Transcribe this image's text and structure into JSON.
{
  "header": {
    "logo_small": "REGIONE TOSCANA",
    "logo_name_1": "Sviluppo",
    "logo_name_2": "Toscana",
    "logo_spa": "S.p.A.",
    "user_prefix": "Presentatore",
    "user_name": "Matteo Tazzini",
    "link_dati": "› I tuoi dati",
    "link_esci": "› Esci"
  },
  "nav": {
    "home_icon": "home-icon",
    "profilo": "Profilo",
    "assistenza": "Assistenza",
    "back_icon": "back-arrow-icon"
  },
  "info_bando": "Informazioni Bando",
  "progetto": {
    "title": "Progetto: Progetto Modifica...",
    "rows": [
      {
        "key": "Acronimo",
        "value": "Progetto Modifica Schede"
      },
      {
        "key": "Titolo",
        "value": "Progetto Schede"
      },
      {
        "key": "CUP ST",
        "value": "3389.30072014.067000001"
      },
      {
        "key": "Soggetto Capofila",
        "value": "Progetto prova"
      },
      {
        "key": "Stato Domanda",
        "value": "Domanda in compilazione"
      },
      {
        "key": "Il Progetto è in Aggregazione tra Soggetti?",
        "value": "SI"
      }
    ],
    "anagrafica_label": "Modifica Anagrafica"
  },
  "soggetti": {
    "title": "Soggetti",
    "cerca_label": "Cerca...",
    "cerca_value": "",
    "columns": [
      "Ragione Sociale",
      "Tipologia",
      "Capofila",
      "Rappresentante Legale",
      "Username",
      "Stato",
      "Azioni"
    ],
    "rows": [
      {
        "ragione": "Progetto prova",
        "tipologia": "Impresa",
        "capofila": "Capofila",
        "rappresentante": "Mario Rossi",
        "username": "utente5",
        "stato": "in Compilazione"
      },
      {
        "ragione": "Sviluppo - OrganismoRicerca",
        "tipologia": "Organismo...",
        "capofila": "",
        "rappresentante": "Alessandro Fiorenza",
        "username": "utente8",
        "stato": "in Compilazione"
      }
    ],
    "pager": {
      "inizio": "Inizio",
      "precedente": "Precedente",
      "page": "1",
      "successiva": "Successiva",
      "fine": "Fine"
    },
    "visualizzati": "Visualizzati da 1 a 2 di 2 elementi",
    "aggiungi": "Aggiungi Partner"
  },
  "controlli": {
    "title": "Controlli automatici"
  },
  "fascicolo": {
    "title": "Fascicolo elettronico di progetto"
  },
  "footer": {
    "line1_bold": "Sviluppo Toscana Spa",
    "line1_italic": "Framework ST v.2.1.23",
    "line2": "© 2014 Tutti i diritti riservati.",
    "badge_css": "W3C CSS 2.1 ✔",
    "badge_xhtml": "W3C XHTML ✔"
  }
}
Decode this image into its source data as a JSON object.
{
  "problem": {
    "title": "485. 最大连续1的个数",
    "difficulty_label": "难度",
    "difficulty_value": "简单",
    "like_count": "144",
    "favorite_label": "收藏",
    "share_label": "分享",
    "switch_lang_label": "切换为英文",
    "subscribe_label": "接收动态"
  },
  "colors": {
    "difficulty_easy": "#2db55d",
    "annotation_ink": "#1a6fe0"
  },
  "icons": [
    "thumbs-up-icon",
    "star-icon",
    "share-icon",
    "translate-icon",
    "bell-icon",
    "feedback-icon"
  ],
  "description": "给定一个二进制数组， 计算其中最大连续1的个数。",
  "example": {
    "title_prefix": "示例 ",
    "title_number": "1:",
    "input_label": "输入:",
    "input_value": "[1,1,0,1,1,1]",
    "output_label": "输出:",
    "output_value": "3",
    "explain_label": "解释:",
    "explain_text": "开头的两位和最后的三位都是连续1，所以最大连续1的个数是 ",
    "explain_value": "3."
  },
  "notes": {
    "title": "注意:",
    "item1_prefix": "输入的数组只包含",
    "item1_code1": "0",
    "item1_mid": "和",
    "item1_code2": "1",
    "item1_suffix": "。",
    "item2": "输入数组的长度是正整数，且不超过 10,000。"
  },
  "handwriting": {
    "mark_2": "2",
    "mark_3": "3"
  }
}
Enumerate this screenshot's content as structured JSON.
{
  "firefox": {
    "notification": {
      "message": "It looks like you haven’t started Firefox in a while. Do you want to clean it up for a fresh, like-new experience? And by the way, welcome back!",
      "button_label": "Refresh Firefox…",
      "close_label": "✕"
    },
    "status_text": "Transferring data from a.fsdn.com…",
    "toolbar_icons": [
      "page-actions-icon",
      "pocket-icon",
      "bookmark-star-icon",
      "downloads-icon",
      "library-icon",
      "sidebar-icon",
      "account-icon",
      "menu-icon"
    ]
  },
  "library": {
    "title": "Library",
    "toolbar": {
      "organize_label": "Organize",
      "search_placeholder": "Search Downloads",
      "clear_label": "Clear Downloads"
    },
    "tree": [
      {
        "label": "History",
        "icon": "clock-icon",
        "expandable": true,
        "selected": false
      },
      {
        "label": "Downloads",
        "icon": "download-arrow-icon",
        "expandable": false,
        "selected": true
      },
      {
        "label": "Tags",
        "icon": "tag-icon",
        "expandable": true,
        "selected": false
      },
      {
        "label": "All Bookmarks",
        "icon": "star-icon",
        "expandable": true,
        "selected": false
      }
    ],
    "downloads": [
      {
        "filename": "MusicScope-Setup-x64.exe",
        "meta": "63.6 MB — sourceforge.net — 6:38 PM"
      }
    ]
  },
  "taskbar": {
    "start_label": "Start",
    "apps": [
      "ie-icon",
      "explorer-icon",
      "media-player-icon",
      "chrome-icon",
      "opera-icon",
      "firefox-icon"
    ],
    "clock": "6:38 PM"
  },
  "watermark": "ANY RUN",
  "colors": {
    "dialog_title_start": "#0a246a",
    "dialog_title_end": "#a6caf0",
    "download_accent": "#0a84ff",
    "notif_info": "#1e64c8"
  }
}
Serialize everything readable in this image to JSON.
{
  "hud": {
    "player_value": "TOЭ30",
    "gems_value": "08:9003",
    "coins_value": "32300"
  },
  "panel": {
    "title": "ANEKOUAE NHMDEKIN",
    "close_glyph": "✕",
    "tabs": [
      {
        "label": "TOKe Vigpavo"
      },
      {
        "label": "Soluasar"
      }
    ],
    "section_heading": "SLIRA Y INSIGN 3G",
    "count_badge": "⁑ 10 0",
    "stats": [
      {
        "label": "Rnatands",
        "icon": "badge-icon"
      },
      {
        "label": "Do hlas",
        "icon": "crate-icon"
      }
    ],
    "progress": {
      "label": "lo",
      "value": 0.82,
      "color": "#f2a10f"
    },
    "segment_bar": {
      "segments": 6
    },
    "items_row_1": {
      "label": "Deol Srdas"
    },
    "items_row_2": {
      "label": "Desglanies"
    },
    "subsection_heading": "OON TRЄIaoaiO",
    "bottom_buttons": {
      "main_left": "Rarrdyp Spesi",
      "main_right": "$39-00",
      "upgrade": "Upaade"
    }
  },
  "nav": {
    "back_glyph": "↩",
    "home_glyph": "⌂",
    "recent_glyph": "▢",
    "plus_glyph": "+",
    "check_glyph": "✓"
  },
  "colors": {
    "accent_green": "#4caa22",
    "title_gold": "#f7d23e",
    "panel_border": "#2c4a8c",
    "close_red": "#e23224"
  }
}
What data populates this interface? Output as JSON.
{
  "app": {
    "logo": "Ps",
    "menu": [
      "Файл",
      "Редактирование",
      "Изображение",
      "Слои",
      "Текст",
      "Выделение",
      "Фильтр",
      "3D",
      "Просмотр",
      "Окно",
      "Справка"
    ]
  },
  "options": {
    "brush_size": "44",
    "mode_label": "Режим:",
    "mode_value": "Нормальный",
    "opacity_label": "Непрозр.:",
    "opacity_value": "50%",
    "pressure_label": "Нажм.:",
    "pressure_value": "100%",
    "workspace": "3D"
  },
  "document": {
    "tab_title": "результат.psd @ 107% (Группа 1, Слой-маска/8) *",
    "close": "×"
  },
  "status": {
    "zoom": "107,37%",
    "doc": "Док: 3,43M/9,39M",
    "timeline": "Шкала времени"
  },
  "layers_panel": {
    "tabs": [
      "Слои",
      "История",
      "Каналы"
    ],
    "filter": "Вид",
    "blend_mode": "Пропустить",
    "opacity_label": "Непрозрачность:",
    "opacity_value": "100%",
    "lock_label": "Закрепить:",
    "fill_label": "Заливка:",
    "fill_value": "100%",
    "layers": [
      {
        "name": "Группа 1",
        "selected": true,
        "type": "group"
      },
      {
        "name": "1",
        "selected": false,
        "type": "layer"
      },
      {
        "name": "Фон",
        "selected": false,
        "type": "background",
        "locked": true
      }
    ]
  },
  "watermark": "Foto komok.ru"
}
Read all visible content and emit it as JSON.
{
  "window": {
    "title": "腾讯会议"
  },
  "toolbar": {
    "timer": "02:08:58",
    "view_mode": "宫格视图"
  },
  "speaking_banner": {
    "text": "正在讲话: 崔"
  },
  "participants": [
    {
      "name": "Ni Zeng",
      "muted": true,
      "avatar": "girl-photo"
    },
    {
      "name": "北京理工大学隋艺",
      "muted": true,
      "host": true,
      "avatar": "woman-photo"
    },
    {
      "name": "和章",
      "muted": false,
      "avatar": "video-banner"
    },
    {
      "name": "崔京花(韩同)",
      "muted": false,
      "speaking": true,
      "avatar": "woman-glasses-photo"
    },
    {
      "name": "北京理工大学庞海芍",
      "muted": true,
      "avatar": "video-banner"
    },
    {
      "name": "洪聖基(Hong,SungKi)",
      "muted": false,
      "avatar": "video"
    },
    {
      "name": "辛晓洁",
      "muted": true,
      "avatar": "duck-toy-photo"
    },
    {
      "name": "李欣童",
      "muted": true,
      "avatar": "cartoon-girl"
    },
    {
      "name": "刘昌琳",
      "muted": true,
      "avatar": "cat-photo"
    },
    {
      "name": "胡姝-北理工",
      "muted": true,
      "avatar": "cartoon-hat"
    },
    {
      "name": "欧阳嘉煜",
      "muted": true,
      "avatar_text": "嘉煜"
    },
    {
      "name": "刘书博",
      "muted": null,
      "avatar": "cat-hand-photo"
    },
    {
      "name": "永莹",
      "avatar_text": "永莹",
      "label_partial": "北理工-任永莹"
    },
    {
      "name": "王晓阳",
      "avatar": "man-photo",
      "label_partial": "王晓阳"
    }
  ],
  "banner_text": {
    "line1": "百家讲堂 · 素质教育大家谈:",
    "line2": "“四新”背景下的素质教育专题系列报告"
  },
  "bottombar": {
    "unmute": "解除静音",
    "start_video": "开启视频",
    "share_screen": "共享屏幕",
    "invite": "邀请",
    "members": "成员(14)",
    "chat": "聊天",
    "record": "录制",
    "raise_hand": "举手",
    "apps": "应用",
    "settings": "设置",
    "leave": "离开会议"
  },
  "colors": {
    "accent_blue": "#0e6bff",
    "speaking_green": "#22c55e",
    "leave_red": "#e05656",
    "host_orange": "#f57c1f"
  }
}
——
* _Direction_
Output exactly the lines above, from the one holding "Read all visible content and emit it as JSON." through the end of the data, including the first and last.

* _Full response_
Read all visible content and emit it as JSON.
{
  "window": {
    "title": "腾讯会议"
  },
  "toolbar": {
    "timer": "02:08:58",
    "view_mode": "宫格视图"
  },
  "speaking_banner": {
    "text": "正在讲话: 崔"
  },
  "participants": [
    {
      "name": "Ni Zeng",
      "muted": true,
      "avatar": "girl-photo"
    },
    {
      "name": "北京理工大学隋艺",
      "muted": true,
      "host": true,
      "avatar": "woman-photo"
    },
    {
      "name": "和章",
      "muted": false,
      "avatar": "video-banner"
    },
    {
      "name": "崔京花(韩同)",
      "muted": false,
      "speaking": true,
      "avatar": "woman-glasses-photo"
    },
    {
      "name": "北京理工大学庞海芍",
      "muted": true,
      "avatar": "video-banner"
    },
    {
      "name": "洪聖基(Hong,SungKi)",
      "muted": false,
      "avatar": "video"
    },
    {
      "name": "辛晓洁",
      "muted": true,
      "avatar": "duck-toy-photo"
    },
    {
      "name": "李欣童",
      "muted": true,
      "avatar": "cartoon-girl"
    },
    {
      "name": "刘昌琳",
      "muted": true,
      "avatar": "cat-photo"
    },
    {
      "name": "胡姝-北理工",
      "muted": true,
      "avatar": "cartoon-hat"
    },
    {
      "name": "欧阳嘉煜",
      "muted": true,
      "avatar_text": "嘉煜"
    },
    {
      "name": "刘书博",
      "muted": null,
      "avatar": "cat-hand-photo"
    },
    {
      "name": "永莹",
      "avatar_text": "永莹",
      "label_partial": "北理工-任永莹"
    },
    {
      "name": "王晓阳",
      "avatar": "man-photo",
      "label_partial": "王晓阳"
    }
  ],
  "banner_text": {
    "line1": "百家讲堂 · 素质教育大家谈:",
    "line2": "“四新”背景下的素质教育专题系列报告"
  },
  "bottombar": {
    "unmute": "解除静音",
    "start_video": "开启视频",
    "share_screen": "共享屏幕",
    "invite": "邀请",
    "members": "成员(14)",
    "chat": "聊天",
    "record": "录制",
    "raise_hand": "举手",
    "apps": "应用",
    "settings": "设置",
    "leave": "离开会议"
  },
  "colors": {
    "accent_blue": "#0e6bff",
    "speaking_green": "#22c55e",
    "leave_red": "#e05656",
    "host_orange": "#f57c1f"
  }
}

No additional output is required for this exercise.